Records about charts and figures
▼▼▼

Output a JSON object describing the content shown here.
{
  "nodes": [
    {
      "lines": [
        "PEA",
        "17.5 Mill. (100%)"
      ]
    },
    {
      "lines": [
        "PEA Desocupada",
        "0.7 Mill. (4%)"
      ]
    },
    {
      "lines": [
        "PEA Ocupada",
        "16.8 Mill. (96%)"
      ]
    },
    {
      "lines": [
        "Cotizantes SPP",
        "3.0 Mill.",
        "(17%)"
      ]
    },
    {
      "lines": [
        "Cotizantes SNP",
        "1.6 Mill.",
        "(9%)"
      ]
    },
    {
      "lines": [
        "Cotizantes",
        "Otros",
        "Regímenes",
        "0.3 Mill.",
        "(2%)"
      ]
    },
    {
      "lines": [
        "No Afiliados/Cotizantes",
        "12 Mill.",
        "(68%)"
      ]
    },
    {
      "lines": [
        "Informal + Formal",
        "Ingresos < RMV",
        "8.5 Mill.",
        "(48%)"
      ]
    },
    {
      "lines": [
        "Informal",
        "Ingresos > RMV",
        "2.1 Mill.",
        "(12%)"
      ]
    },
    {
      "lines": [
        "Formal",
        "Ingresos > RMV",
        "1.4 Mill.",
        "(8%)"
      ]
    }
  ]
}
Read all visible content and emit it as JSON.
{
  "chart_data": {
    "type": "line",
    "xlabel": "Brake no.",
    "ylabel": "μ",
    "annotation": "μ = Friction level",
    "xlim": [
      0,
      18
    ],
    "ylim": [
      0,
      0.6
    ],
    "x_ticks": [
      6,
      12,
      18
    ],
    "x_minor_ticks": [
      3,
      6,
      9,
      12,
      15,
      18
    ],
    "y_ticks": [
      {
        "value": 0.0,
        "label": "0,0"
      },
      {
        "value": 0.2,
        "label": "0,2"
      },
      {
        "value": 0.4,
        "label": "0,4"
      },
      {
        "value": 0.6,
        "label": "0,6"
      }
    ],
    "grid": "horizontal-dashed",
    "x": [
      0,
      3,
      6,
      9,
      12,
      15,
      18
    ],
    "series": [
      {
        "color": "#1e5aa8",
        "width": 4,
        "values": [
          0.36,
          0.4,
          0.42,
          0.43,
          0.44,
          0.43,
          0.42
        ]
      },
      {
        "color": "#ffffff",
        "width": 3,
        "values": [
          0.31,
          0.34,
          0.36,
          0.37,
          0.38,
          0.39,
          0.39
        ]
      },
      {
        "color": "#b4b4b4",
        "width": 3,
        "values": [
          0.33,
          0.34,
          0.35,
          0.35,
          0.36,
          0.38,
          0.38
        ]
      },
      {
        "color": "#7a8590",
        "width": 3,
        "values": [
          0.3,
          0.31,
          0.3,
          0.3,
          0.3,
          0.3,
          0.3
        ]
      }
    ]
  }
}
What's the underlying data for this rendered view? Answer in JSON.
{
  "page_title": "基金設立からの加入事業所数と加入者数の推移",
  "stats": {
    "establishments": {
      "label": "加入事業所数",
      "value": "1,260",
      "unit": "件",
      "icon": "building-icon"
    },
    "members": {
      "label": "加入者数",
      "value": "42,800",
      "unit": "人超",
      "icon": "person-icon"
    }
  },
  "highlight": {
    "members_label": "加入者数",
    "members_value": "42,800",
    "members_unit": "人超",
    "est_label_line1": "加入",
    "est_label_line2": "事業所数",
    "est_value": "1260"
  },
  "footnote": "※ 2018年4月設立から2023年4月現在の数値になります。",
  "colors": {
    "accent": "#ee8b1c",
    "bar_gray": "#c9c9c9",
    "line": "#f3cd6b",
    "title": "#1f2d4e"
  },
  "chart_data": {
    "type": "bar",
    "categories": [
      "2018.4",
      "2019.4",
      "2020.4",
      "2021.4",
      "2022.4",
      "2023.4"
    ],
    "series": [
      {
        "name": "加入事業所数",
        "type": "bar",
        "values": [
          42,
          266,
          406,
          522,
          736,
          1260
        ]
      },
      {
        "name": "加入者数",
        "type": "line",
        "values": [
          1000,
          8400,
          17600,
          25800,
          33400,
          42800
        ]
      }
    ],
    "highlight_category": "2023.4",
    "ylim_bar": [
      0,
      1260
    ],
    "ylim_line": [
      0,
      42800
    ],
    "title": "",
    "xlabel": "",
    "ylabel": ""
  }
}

▲▲▲

• WORK TO COMPLETE:
Copy out each line of the records where the string "JSON" appears.

• RESULT OF THE TASK:
Output a JSON object describing the content shown here.
Read all visible content and emit it as JSON.
What's the underlying data for this rendered view? Answer in JSON.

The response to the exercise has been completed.